**PROBLEM DETAILS**
Every record must be transcribed in its entirety, apart from the images, which are to be omitted.

**RECORD LIST**
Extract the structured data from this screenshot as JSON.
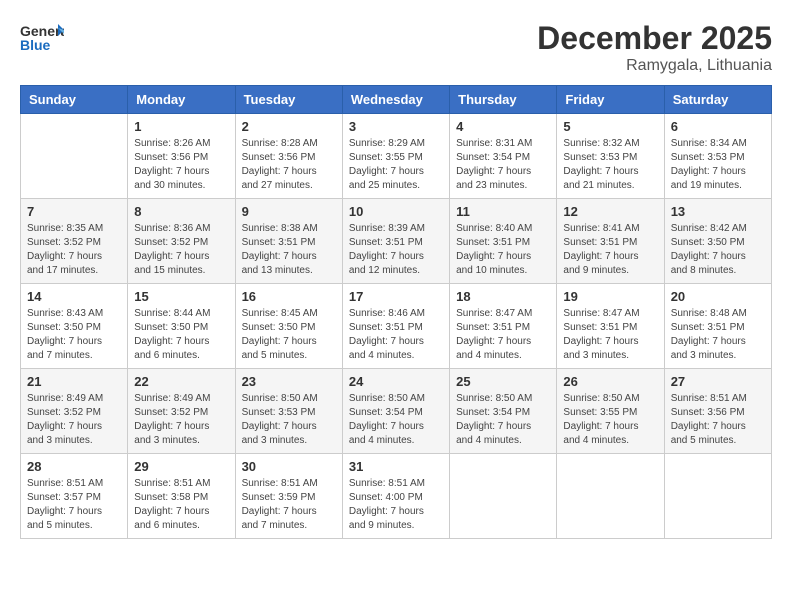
{
  "header": {
    "logo_line1": "General",
    "logo_line2": "Blue",
    "month": "December 2025",
    "location": "Ramygala, Lithuania"
  },
  "days_of_week": [
    "Sunday",
    "Monday",
    "Tuesday",
    "Wednesday",
    "Thursday",
    "Friday",
    "Saturday"
  ],
  "weeks": [
    [
      {
        "day": "",
        "info": ""
      },
      {
        "day": "1",
        "info": "Sunrise: 8:26 AM\nSunset: 3:56 PM\nDaylight: 7 hours\nand 30 minutes."
      },
      {
        "day": "2",
        "info": "Sunrise: 8:28 AM\nSunset: 3:56 PM\nDaylight: 7 hours\nand 27 minutes."
      },
      {
        "day": "3",
        "info": "Sunrise: 8:29 AM\nSunset: 3:55 PM\nDaylight: 7 hours\nand 25 minutes."
      },
      {
        "day": "4",
        "info": "Sunrise: 8:31 AM\nSunset: 3:54 PM\nDaylight: 7 hours\nand 23 minutes."
      },
      {
        "day": "5",
        "info": "Sunrise: 8:32 AM\nSunset: 3:53 PM\nDaylight: 7 hours\nand 21 minutes."
      },
      {
        "day": "6",
        "info": "Sunrise: 8:34 AM\nSunset: 3:53 PM\nDaylight: 7 hours\nand 19 minutes."
      }
    ],
    [
      {
        "day": "7",
        "info": "Sunrise: 8:35 AM\nSunset: 3:52 PM\nDaylight: 7 hours\nand 17 minutes."
      },
      {
        "day": "8",
        "info": "Sunrise: 8:36 AM\nSunset: 3:52 PM\nDaylight: 7 hours\nand 15 minutes."
      },
      {
        "day": "9",
        "info": "Sunrise: 8:38 AM\nSunset: 3:51 PM\nDaylight: 7 hours\nand 13 minutes."
      },
      {
        "day": "10",
        "info": "Sunrise: 8:39 AM\nSunset: 3:51 PM\nDaylight: 7 hours\nand 12 minutes."
      },
      {
        "day": "11",
        "info": "Sunrise: 8:40 AM\nSunset: 3:51 PM\nDaylight: 7 hours\nand 10 minutes."
      },
      {
        "day": "12",
        "info": "Sunrise: 8:41 AM\nSunset: 3:51 PM\nDaylight: 7 hours\nand 9 minutes."
      },
      {
        "day": "13",
        "info": "Sunrise: 8:42 AM\nSunset: 3:50 PM\nDaylight: 7 hours\nand 8 minutes."
      }
    ],
    [
      {
        "day": "14",
        "info": "Sunrise: 8:43 AM\nSunset: 3:50 PM\nDaylight: 7 hours\nand 7 minutes."
      },
      {
        "day": "15",
        "info": "Sunrise: 8:44 AM\nSunset: 3:50 PM\nDaylight: 7 hours\nand 6 minutes."
      },
      {
        "day": "16",
        "info": "Sunrise: 8:45 AM\nSunset: 3:50 PM\nDaylight: 7 hours\nand 5 minutes."
      },
      {
        "day": "17",
        "info": "Sunrise: 8:46 AM\nSunset: 3:51 PM\nDaylight: 7 hours\nand 4 minutes."
      },
      {
        "day": "18",
        "info": "Sunrise: 8:47 AM\nSunset: 3:51 PM\nDaylight: 7 hours\nand 4 minutes."
      },
      {
        "day": "19",
        "info": "Sunrise: 8:47 AM\nSunset: 3:51 PM\nDaylight: 7 hours\nand 3 minutes."
      },
      {
        "day": "20",
        "info": "Sunrise: 8:48 AM\nSunset: 3:51 PM\nDaylight: 7 hours\nand 3 minutes."
      }
    ],
    [
      {
        "day": "21",
        "info": "Sunrise: 8:49 AM\nSunset: 3:52 PM\nDaylight: 7 hours\nand 3 minutes."
      },
      {
        "day": "22",
        "info": "Sunrise: 8:49 AM\nSunset: 3:52 PM\nDaylight: 7 hours\nand 3 minutes."
      },
      {
        "day": "23",
        "info": "Sunrise: 8:50 AM\nSunset: 3:53 PM\nDaylight: 7 hours\nand 3 minutes."
      },
      {
        "day": "24",
        "info": "Sunrise: 8:50 AM\nSunset: 3:54 PM\nDaylight: 7 hours\nand 4 minutes."
      },
      {
        "day": "25",
        "info": "Sunrise: 8:50 AM\nSunset: 3:54 PM\nDaylight: 7 hours\nand 4 minutes."
      },
      {
        "day": "26",
        "info": "Sunrise: 8:50 AM\nSunset: 3:55 PM\nDaylight: 7 hours\nand 4 minutes."
      },
      {
        "day": "27",
        "info": "Sunrise: 8:51 AM\nSunset: 3:56 PM\nDaylight: 7 hours\nand 5 minutes."
      }
    ],
    [
      {
        "day": "28",
        "info": "Sunrise: 8:51 AM\nSunset: 3:57 PM\nDaylight: 7 hours\nand 5 minutes."
      },
      {
        "day": "29",
        "info": "Sunrise: 8:51 AM\nSunset: 3:58 PM\nDaylight: 7 hours\nand 6 minutes."
      },
      {
        "day": "30",
        "info": "Sunrise: 8:51 AM\nSunset: 3:59 PM\nDaylight: 7 hours\nand 7 minutes."
      },
      {
        "day": "31",
        "info": "Sunrise: 8:51 AM\nSunset: 4:00 PM\nDaylight: 7 hours\nand 9 minutes."
      },
      {
        "day": "",
        "info": ""
      },
      {
        "day": "",
        "info": ""
      },
      {
        "day": "",
        "info": ""
      }
    ]
  ]
}
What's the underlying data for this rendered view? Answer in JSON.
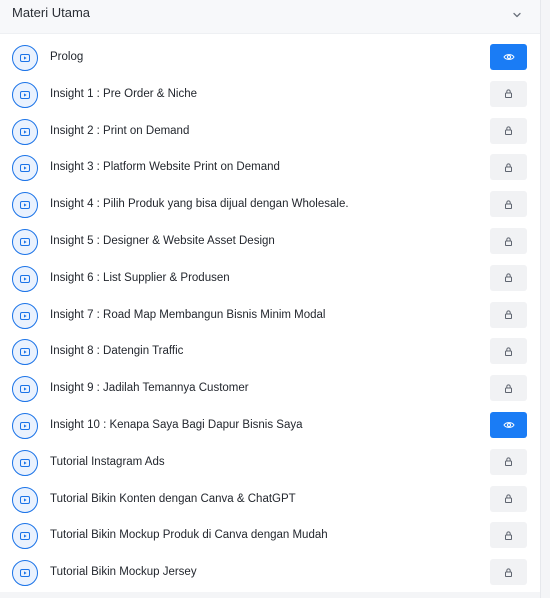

**RESPONSE FOR THIS EXERCISE**
Extract the structured data from this screenshot as JSON.
{
  "header": {
    "logo_line1": "General",
    "logo_line2": "Blue",
    "month": "December 2025",
    "location": "Ramygala, Lithuania"
  },
  "days_of_week": [
    "Sunday",
    "Monday",
    "Tuesday",
    "Wednesday",
    "Thursday",
    "Friday",
    "Saturday"
  ],
  "weeks": [
    [
      {
        "day": "",
        "info": ""
      },
      {
        "day": "1",
        "info": "Sunrise: 8:26 AM\nSunset: 3:56 PM\nDaylight: 7 hours\nand 30 minutes."
      },
      {
        "day": "2",
        "info": "Sunrise: 8:28 AM\nSunset: 3:56 PM\nDaylight: 7 hours\nand 27 minutes."
      },
      {
        "day": "3",
        "info": "Sunrise: 8:29 AM\nSunset: 3:55 PM\nDaylight: 7 hours\nand 25 minutes."
      },
      {
        "day": "4",
        "info": "Sunrise: 8:31 AM\nSunset: 3:54 PM\nDaylight: 7 hours\nand 23 minutes."
      },
      {
        "day": "5",
        "info": "Sunrise: 8:32 AM\nSunset: 3:53 PM\nDaylight: 7 hours\nand 21 minutes."
      },
      {
        "day": "6",
        "info": "Sunrise: 8:34 AM\nSunset: 3:53 PM\nDaylight: 7 hours\nand 19 minutes."
      }
    ],
    [
      {
        "day": "7",
        "info": "Sunrise: 8:35 AM\nSunset: 3:52 PM\nDaylight: 7 hours\nand 17 minutes."
      },
      {
        "day": "8",
        "info": "Sunrise: 8:36 AM\nSunset: 3:52 PM\nDaylight: 7 hours\nand 15 minutes."
      },
      {
        "day": "9",
        "info": "Sunrise: 8:38 AM\nSunset: 3:51 PM\nDaylight: 7 hours\nand 13 minutes."
      },
      {
        "day": "10",
        "info": "Sunrise: 8:39 AM\nSunset: 3:51 PM\nDaylight: 7 hours\nand 12 minutes."
      },
      {
        "day": "11",
        "info": "Sunrise: 8:40 AM\nSunset: 3:51 PM\nDaylight: 7 hours\nand 10 minutes."
      },
      {
        "day": "12",
        "info": "Sunrise: 8:41 AM\nSunset: 3:51 PM\nDaylight: 7 hours\nand 9 minutes."
      },
      {
        "day": "13",
        "info": "Sunrise: 8:42 AM\nSunset: 3:50 PM\nDaylight: 7 hours\nand 8 minutes."
      }
    ],
    [
      {
        "day": "14",
        "info": "Sunrise: 8:43 AM\nSunset: 3:50 PM\nDaylight: 7 hours\nand 7 minutes."
      },
      {
        "day": "15",
        "info": "Sunrise: 8:44 AM\nSunset: 3:50 PM\nDaylight: 7 hours\nand 6 minutes."
      },
      {
        "day": "16",
        "info": "Sunrise: 8:45 AM\nSunset: 3:50 PM\nDaylight: 7 hours\nand 5 minutes."
      },
      {
        "day": "17",
        "info": "Sunrise: 8:46 AM\nSunset: 3:51 PM\nDaylight: 7 hours\nand 4 minutes."
      },
      {
        "day": "18",
        "info": "Sunrise: 8:47 AM\nSunset: 3:51 PM\nDaylight: 7 hours\nand 4 minutes."
      },
      {
        "day": "19",
        "info": "Sunrise: 8:47 AM\nSunset: 3:51 PM\nDaylight: 7 hours\nand 3 minutes."
      },
      {
        "day": "20",
        "info": "Sunrise: 8:48 AM\nSunset: 3:51 PM\nDaylight: 7 hours\nand 3 minutes."
      }
    ],
    [
      {
        "day": "21",
        "info": "Sunrise: 8:49 AM\nSunset: 3:52 PM\nDaylight: 7 hours\nand 3 minutes."
      },
      {
        "day": "22",
        "info": "Sunrise: 8:49 AM\nSunset: 3:52 PM\nDaylight: 7 hours\nand 3 minutes."
      },
      {
        "day": "23",
        "info": "Sunrise: 8:50 AM\nSunset: 3:53 PM\nDaylight: 7 hours\nand 3 minutes."
      },
      {
        "day": "24",
        "info": "Sunrise: 8:50 AM\nSunset: 3:54 PM\nDaylight: 7 hours\nand 4 minutes."
      },
      {
        "day": "25",
        "info": "Sunrise: 8:50 AM\nSunset: 3:54 PM\nDaylight: 7 hours\nand 4 minutes."
      },
      {
        "day": "26",
        "info": "Sunrise: 8:50 AM\nSunset: 3:55 PM\nDaylight: 7 hours\nand 4 minutes."
      },
      {
        "day": "27",
        "info": "Sunrise: 8:51 AM\nSunset: 3:56 PM\nDaylight: 7 hours\nand 5 minutes."
      }
    ],
    [
      {
        "day": "28",
        "info": "Sunrise: 8:51 AM\nSunset: 3:57 PM\nDaylight: 7 hours\nand 5 minutes."
      },
      {
        "day": "29",
        "info": "Sunrise: 8:51 AM\nSunset: 3:58 PM\nDaylight: 7 hours\nand 6 minutes."
      },
      {
        "day": "30",
        "info": "Sunrise: 8:51 AM\nSunset: 3:59 PM\nDaylight: 7 hours\nand 7 minutes."
      },
      {
        "day": "31",
        "info": "Sunrise: 8:51 AM\nSunset: 4:00 PM\nDaylight: 7 hours\nand 9 minutes."
      },
      {
        "day": "",
        "info": ""
      },
      {
        "day": "",
        "info": ""
      },
      {
        "day": "",
        "info": ""
      }
    ]
  ]
}
What's the underlying data for this rendered view? Answer in JSON.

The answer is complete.